Reproduce the full PowerApps article below word for word, with every heading and paragraph in its original order and wording.

- **Text under study**:
....
How To Create Linked and Unlinked PowerApps for SharePoint

To start, what do I mean by ‘Linked and Unlinked PowerApps for SharePoint’? In short, you can create a PowerApp for a SharePoint list directly from the list itself (as shown below). When doing so, the PowerApp is directly linked with that list and is ready to go for submitting items.

The other way of creating a PowerApp that will handle data submission to your SharePoint list is by creating a blank PowerApp and adding the list as a data source via a Form element.

Each of these approaches has their pros and cons, and we are going to go over these differences, so you can determine which solution works best for whatever it is you are trying to do with PowerApps and SharePoint.

Linked PowerApps

A linked PowerApp will be the easiest and most user-friendly way of creating a PowerApp that is directly associated with a SharePoint list in your environment.

It will, by default, contain all fields that are currently present in the SharePoint list from which it was made. These fields can be removed or hidden at will, but any required fields will need to remain on the PowerApp and its respective form.

One con to this approach is the fact that you are now restricted to using a Phone Layout and only a Phone Layout. There is no out-of-the-box way (currently) to directly create a larger PowerApp (tablet layout) that will be associated with a SharePoint list. You will still have the ability to customize your application in the Phone Layout just as you could customize any other PowerApp, but you will be limited to the phone resolution and aspect ratio. Attempting to increase the application size in app settings will only increase the container, not the content within the application itself.
....
- **Record extracts**:
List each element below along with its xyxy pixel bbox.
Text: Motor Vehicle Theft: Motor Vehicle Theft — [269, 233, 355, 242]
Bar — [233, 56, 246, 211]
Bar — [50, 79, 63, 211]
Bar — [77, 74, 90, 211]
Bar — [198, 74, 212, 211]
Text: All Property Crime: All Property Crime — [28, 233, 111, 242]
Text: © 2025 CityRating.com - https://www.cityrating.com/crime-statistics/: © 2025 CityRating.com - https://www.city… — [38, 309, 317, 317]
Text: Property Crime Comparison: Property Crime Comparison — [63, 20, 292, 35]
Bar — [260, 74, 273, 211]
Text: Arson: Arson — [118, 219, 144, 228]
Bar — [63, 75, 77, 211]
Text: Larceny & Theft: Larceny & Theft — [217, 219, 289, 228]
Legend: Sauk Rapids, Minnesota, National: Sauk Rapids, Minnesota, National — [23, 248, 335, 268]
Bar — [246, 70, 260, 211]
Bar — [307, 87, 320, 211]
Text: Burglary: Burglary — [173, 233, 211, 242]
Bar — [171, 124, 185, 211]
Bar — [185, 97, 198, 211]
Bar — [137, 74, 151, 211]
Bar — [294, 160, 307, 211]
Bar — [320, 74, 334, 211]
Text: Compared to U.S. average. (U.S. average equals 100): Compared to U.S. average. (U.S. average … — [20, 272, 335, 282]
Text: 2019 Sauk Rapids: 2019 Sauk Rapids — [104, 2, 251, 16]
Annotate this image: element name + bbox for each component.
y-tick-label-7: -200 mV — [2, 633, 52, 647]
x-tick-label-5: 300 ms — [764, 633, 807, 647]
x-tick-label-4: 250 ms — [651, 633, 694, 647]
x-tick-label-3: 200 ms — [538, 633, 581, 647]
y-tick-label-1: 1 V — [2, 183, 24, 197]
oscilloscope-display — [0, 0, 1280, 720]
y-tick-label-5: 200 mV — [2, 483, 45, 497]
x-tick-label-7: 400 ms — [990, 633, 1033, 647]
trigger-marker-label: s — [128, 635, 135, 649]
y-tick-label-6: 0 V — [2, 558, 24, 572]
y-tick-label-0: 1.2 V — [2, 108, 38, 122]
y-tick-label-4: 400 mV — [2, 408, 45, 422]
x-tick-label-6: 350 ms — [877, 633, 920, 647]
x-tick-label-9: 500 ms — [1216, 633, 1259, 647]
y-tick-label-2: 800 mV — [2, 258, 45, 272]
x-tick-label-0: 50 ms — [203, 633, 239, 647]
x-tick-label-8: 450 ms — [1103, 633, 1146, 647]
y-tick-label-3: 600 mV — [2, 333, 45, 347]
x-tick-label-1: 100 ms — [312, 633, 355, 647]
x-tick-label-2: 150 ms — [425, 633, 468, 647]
....
- **Expected answer**:
How To Create Linked and Unlinked PowerApps for SharePoint

To start, what do I mean by ‘Linked and Unlinked PowerApps for SharePoint’? In short, you can create a PowerApp for a SharePoint list directly from the list itself (as shown below). When doing so, the PowerApp is directly linked with that list and is ready to go for submitting items.

The other way of creating a PowerApp that will handle data submission to your SharePoint list is by creating a blank PowerApp and adding the list as a data source via a Form element.

Each of these approaches has their pros and cons, and we are going to go over these differences, so you can determine which solution works best for whatever it is you are trying to do with PowerApps and SharePoint.

Linked PowerApps

A linked PowerApp will be the easiest and most user-friendly way of creating a PowerApp that is directly associated with a SharePoint list in your environment.

It will, by default, contain all fields that are currently present in the SharePoint list from which it was made. These fields can be removed or hidden at will, but any required fields will need to remain on the PowerApp and its respective form.

One con to this approach is the fact that you are now restricted to using a Phone Layout and only a Phone Layout. There is no out-of-the-box way (currently) to directly create a larger PowerApp (tablet layout) that will be associated with a SharePoint list. You will still have the ability to customize your application in the Phone Layout just as you could customize any other PowerApp, but you will be limited to the phone resolution and aspect ratio. Attempting to increase the application size in app settings will only increase the container, not the content within the application itself.